### Problem statement
Where the string "время" occurs in the material below, report the whole line.

..............................

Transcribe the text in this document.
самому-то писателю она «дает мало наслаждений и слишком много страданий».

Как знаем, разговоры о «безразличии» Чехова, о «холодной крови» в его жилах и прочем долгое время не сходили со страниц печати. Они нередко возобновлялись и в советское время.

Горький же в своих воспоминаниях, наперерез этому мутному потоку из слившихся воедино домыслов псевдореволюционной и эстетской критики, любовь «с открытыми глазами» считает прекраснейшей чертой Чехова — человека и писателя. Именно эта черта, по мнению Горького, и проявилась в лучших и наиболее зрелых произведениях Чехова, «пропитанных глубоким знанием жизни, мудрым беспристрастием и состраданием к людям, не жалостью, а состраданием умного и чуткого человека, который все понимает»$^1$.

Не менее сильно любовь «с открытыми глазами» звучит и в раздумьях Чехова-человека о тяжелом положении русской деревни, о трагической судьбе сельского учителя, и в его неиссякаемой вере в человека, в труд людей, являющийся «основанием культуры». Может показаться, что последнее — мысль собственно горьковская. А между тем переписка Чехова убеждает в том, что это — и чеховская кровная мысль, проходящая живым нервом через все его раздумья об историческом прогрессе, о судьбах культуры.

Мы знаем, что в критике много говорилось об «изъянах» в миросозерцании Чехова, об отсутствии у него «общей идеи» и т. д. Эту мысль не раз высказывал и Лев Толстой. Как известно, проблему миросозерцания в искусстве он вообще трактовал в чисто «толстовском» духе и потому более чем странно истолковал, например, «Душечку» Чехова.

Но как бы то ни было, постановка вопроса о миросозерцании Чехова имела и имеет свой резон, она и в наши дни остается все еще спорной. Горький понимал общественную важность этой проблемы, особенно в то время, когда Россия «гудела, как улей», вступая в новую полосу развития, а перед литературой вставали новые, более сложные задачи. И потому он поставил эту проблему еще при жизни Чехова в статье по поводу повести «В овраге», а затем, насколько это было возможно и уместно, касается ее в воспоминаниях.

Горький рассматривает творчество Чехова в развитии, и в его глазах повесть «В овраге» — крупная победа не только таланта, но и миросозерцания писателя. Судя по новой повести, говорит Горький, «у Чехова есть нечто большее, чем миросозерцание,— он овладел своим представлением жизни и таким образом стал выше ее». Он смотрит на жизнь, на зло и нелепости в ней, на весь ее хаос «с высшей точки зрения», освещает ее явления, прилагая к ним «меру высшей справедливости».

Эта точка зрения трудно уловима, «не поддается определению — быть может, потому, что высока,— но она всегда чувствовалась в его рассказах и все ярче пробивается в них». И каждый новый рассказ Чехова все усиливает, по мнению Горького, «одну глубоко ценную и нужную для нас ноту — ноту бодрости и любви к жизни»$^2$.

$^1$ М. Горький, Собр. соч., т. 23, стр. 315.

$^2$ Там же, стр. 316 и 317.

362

..............................

### Correct answer
Как знаем, разговоры о «безразличии» Чехова, о «холодной крови» в его жилах и прочем долгое время не сходили со страниц печати. Они нередко возобновлялись и в советское время.
Но как бы то ни было, постановка вопроса о миросозерцании Чехова имела и имеет свой резон, она и в наши дни остается все еще спорной. Горький понимал общественную важность этой проблемы, особенно в то время, когда Россия «гудела, как улей», вступая в новую полосу развития, а перед литературой вставали новые, более сложные задачи. И потому он поставил эту проблему еще при жизни Чехова в статье по поводу повести «В овраге», а затем, насколько это было возможно и уместно, касается ее в воспоминаниях.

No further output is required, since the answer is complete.